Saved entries
(begin)

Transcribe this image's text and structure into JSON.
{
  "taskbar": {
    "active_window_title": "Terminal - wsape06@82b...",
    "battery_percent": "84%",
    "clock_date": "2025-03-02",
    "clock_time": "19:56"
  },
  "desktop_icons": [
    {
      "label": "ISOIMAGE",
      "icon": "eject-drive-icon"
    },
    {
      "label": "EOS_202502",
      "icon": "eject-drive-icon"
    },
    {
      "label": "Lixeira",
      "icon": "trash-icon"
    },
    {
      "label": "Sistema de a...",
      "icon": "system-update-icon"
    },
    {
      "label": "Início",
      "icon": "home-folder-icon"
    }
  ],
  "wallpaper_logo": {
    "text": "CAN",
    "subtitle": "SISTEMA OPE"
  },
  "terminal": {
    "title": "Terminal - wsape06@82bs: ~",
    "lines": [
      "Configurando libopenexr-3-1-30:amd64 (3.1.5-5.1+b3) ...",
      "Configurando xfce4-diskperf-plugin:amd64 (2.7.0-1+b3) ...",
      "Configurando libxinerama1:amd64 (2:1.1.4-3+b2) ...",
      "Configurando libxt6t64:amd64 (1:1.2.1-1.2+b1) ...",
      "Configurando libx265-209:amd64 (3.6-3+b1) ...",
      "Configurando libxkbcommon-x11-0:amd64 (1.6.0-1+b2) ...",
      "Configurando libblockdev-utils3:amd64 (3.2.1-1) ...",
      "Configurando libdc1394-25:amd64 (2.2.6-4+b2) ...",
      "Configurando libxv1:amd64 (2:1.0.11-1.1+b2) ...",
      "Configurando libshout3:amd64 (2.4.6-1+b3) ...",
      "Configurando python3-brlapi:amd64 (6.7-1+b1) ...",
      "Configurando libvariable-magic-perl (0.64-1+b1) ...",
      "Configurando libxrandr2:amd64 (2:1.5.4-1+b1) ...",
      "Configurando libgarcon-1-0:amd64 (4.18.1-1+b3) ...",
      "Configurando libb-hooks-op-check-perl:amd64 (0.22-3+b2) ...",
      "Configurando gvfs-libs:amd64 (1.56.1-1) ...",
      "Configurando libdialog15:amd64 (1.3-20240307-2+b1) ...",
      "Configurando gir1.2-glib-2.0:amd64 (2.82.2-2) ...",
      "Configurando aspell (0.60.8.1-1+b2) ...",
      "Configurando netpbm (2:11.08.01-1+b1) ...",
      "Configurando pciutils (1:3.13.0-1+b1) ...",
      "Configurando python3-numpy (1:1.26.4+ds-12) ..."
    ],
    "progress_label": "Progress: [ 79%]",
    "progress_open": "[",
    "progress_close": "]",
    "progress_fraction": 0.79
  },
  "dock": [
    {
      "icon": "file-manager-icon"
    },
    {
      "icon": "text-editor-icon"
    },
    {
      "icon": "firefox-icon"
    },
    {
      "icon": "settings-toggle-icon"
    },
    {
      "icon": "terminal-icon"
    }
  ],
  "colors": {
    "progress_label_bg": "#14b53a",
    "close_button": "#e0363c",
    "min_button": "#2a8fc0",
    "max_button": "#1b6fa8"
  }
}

(end)

**Problem**
Pull out every line of the records above that contains the word "text".

**Response below**
Transcribe this image's text and structure into JSON.
    "text": "CAN",
      "icon": "text-editor-icon"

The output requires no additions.